**Instructions to follow:**
Filter this material down to the lines that hold "arrow", copying each one.

**Raw records:**

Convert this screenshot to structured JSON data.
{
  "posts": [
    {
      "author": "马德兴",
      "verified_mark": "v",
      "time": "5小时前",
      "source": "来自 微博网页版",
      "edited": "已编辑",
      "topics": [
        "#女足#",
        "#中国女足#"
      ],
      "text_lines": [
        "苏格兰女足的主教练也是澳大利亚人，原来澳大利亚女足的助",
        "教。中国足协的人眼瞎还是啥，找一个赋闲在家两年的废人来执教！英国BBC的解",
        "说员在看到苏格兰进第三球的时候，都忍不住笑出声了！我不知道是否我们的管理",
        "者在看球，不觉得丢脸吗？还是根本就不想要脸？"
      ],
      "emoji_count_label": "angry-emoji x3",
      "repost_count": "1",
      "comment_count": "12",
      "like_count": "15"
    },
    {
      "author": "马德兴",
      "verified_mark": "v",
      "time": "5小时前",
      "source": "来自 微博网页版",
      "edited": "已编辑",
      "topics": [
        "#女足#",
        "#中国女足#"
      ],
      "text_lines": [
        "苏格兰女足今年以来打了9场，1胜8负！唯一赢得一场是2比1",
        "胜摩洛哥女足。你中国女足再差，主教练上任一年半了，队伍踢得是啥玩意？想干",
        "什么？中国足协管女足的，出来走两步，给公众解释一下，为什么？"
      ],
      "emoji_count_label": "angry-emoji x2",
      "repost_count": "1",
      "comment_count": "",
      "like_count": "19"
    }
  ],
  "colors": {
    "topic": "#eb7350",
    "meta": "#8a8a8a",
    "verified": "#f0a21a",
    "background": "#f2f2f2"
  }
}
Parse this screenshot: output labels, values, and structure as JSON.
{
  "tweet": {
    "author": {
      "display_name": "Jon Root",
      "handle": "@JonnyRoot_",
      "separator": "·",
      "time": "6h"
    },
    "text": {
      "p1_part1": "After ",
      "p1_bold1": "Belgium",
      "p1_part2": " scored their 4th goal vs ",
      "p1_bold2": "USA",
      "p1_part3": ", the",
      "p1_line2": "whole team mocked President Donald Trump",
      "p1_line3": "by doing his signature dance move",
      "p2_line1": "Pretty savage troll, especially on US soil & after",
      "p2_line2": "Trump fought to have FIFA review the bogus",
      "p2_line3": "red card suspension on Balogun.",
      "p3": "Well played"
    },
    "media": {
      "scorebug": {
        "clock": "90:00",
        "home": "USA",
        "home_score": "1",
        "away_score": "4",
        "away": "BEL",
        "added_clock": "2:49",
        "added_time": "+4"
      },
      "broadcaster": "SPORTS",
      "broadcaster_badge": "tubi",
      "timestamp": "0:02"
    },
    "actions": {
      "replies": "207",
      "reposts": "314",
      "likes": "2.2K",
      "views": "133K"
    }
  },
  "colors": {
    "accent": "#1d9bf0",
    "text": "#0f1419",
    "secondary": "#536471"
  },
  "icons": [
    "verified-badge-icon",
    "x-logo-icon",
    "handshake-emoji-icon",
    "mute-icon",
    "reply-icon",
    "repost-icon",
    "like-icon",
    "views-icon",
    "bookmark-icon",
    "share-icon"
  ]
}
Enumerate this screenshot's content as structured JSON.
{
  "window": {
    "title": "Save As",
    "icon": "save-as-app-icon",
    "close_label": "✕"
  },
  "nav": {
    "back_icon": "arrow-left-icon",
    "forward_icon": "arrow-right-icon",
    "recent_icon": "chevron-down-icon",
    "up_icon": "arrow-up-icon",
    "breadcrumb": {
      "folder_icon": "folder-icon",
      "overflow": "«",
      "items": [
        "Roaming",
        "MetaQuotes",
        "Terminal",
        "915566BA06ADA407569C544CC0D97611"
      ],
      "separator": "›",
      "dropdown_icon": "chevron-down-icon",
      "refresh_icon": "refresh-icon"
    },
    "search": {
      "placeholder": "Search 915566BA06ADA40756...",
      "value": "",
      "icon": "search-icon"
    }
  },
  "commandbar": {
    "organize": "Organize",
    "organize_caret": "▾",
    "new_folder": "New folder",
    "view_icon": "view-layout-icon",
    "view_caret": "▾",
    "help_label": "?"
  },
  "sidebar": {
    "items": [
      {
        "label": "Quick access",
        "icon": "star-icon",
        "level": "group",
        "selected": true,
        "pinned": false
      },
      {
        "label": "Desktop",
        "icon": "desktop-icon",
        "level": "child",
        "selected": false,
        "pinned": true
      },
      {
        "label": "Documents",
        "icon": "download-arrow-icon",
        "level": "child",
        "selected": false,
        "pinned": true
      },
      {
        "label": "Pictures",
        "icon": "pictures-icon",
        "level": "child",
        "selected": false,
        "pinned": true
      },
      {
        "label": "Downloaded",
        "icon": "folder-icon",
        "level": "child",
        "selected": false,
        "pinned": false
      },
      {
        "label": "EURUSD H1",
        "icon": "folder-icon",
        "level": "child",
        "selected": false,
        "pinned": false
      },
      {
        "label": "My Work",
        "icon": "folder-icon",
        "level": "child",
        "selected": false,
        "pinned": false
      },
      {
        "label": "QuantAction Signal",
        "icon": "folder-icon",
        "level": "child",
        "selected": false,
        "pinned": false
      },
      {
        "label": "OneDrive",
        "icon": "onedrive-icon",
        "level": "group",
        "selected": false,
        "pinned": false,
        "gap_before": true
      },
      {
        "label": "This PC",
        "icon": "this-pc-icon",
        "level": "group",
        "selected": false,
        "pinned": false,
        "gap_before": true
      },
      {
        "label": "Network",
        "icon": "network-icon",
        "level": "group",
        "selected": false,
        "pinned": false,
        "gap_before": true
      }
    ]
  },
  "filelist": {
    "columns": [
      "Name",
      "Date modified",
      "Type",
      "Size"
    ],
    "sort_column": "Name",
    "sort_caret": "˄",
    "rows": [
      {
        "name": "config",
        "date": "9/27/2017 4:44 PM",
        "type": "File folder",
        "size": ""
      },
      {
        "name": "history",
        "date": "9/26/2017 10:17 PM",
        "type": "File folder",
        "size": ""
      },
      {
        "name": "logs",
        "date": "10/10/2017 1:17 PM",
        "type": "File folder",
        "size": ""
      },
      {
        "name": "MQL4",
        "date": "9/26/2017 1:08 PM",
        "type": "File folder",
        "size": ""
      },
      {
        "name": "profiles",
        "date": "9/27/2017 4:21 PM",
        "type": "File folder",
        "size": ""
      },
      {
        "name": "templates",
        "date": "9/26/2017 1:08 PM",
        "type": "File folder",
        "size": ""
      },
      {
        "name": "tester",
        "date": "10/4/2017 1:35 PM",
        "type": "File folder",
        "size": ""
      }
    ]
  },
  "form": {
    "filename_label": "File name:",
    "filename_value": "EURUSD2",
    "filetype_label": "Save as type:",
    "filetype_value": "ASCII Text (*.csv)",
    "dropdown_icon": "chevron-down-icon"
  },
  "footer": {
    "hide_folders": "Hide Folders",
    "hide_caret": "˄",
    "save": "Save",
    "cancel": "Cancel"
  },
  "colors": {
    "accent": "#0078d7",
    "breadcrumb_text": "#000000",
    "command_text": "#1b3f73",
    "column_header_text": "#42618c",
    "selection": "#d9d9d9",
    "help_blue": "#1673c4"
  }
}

**Worked solution:**
    "back_icon": "arrow-left-icon",
    "forward_icon": "arrow-right-icon",
    "up_icon": "arrow-up-icon",
        "icon": "download-arrow-icon",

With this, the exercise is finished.